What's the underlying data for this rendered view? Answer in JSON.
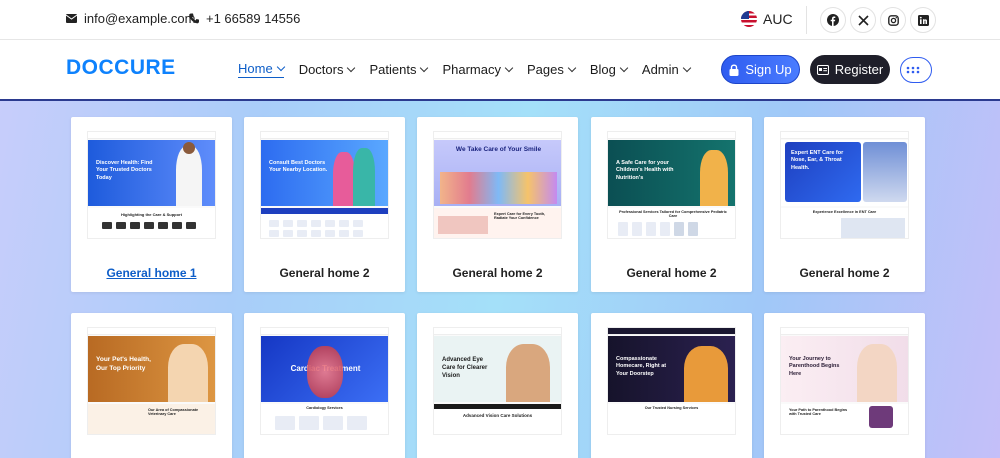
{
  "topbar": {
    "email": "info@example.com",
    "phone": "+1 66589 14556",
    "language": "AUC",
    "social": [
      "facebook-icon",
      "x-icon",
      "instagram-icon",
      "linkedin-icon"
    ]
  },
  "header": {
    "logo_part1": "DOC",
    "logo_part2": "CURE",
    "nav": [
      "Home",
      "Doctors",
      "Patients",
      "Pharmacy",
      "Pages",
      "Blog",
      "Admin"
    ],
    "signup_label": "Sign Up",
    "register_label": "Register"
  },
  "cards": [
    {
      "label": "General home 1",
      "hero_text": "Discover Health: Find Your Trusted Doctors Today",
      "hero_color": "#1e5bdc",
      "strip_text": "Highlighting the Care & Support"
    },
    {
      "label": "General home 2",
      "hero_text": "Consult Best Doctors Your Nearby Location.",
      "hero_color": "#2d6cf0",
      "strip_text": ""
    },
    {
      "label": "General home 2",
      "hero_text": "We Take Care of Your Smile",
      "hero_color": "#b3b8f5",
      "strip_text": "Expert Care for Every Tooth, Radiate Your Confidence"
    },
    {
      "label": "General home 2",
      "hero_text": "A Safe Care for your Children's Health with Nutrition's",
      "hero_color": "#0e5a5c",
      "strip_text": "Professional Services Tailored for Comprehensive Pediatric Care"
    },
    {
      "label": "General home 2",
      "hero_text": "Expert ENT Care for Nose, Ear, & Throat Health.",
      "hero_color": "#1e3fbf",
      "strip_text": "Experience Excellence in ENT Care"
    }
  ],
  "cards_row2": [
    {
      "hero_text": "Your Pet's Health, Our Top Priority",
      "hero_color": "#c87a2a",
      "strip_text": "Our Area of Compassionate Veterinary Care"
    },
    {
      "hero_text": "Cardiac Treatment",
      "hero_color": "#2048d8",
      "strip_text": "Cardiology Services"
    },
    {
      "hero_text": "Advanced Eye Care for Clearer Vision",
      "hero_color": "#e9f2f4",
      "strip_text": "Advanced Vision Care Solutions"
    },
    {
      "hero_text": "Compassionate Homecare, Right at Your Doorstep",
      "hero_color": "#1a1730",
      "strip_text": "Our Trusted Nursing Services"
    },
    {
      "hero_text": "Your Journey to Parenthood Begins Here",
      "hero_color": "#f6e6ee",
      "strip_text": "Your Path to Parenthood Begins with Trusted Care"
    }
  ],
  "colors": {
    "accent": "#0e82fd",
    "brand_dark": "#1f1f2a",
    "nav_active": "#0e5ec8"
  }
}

□ □ □ □ □

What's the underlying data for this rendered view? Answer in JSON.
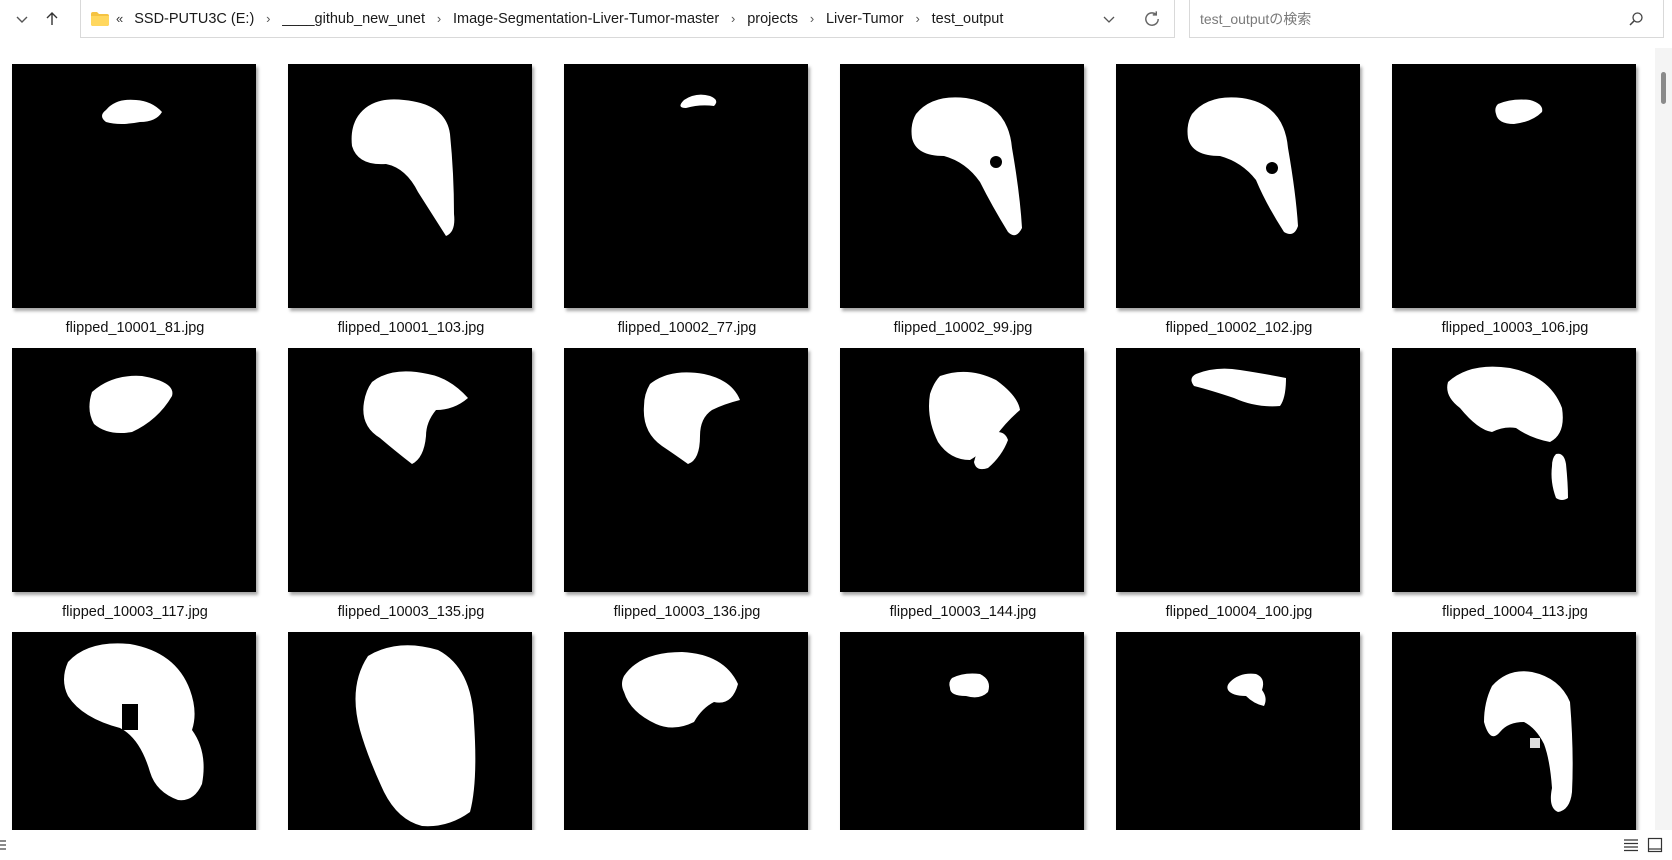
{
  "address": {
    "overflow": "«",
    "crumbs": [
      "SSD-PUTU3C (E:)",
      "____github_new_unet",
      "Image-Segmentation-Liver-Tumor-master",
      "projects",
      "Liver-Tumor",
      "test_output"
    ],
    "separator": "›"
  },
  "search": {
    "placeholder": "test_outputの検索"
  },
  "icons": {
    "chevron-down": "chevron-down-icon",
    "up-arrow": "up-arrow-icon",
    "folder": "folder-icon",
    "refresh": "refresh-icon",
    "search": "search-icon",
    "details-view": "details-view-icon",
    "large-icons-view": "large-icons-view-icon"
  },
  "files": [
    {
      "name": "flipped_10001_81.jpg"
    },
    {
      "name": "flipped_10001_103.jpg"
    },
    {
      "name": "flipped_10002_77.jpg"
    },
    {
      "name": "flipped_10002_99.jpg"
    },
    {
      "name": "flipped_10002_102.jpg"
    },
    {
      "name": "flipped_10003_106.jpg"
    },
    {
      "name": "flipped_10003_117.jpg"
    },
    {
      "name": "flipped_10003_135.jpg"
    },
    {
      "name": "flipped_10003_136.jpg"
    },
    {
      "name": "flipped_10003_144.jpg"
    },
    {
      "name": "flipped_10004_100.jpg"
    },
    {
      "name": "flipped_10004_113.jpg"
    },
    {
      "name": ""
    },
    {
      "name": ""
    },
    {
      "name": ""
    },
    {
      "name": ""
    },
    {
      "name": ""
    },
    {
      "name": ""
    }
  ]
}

□ □ □ □ □

- _What you should do_: Every line above that has the string "Begins" needs to be copied.

- _Answer box_:
      "hero_text": "Your Journey to Parenthood Begins Here",
      "strip_text": "Your Path to Parenthood Begins with Trusted Care"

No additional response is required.